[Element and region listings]
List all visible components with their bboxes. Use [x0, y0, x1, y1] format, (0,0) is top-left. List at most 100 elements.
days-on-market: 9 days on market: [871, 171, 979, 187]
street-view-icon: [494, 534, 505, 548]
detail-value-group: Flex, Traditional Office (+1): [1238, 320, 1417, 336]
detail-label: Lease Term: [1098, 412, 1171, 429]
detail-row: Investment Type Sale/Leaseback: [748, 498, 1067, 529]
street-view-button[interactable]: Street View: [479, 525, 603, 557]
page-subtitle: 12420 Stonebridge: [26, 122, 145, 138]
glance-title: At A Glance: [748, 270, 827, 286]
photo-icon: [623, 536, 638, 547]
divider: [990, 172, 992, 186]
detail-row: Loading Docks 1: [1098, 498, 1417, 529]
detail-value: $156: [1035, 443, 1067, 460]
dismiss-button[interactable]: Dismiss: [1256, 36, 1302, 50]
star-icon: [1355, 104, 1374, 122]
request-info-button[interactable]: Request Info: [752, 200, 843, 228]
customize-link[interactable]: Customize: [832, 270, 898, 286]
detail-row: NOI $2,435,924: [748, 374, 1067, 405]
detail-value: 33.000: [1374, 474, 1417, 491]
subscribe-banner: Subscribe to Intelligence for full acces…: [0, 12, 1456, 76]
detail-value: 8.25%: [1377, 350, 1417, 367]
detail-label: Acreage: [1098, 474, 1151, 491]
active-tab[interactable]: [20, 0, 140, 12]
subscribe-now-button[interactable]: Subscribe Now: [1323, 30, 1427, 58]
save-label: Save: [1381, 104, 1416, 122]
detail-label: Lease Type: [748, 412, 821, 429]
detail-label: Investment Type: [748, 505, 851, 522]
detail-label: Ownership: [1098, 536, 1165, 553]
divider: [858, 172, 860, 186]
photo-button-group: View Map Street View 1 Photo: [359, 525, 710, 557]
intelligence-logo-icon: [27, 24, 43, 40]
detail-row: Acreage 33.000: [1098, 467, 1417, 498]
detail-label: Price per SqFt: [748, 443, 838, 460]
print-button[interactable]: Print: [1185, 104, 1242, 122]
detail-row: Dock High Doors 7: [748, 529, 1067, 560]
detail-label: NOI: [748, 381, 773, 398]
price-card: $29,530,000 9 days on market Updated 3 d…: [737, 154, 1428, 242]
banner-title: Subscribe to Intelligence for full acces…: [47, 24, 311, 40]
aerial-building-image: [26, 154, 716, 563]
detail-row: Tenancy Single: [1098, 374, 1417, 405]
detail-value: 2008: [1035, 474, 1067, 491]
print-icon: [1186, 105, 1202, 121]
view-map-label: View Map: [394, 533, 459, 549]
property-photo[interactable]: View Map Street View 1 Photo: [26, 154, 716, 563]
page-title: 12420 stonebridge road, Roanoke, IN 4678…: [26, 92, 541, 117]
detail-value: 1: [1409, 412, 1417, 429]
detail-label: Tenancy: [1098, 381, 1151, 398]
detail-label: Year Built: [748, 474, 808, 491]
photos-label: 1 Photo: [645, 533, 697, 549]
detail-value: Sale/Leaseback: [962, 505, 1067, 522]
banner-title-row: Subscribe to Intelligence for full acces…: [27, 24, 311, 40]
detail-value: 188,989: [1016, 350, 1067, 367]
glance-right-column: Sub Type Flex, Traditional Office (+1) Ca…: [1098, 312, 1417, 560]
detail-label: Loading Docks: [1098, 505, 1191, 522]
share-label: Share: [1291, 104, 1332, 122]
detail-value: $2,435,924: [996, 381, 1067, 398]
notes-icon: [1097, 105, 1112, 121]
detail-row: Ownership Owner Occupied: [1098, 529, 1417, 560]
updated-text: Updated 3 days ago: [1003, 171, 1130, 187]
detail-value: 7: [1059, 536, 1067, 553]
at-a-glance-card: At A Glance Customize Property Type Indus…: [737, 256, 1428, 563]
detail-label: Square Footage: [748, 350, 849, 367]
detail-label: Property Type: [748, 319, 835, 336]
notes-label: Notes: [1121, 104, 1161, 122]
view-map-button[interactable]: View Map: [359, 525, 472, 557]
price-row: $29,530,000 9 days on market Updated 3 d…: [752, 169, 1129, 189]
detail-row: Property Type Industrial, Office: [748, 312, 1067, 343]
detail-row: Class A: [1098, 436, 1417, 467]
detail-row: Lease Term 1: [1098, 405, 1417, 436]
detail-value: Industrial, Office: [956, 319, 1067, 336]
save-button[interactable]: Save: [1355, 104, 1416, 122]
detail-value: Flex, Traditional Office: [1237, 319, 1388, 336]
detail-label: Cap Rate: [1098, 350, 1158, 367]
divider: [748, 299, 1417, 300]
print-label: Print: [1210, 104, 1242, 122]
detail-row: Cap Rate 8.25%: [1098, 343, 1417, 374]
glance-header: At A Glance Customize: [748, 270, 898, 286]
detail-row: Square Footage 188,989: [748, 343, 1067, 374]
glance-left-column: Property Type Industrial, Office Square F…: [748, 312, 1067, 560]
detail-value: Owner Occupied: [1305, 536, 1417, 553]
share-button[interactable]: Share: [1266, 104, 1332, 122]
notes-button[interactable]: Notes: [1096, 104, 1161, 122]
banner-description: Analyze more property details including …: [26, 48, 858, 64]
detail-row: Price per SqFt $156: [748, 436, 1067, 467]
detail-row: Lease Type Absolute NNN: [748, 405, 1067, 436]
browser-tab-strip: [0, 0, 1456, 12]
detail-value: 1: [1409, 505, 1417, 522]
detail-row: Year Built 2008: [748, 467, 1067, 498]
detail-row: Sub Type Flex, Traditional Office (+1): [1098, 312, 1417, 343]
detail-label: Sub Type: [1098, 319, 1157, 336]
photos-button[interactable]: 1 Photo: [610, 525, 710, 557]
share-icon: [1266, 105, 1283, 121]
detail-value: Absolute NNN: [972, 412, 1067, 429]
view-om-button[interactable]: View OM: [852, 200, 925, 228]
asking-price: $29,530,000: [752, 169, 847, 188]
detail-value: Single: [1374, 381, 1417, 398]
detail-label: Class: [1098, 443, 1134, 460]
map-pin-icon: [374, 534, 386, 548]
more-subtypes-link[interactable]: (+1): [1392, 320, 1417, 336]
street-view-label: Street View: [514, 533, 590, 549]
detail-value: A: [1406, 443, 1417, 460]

Objective. Turn everything from the start of the listing down to the line containing "detail-value-group: Flex, Traditional" into a numbered list, skipping any blank lines.

Reply to the task.
1. List all visible components with their bboxes. Use [x0, y0, x1, y1] format, (0,0) is top-left. List at most 100 elements.
2. days-on-market: 9 days on market: [871, 171, 979, 187]
3. street-view-icon: [494, 534, 505, 548]
4. detail-value-group: Flex, Traditional Office (+1): [1238, 320, 1417, 336]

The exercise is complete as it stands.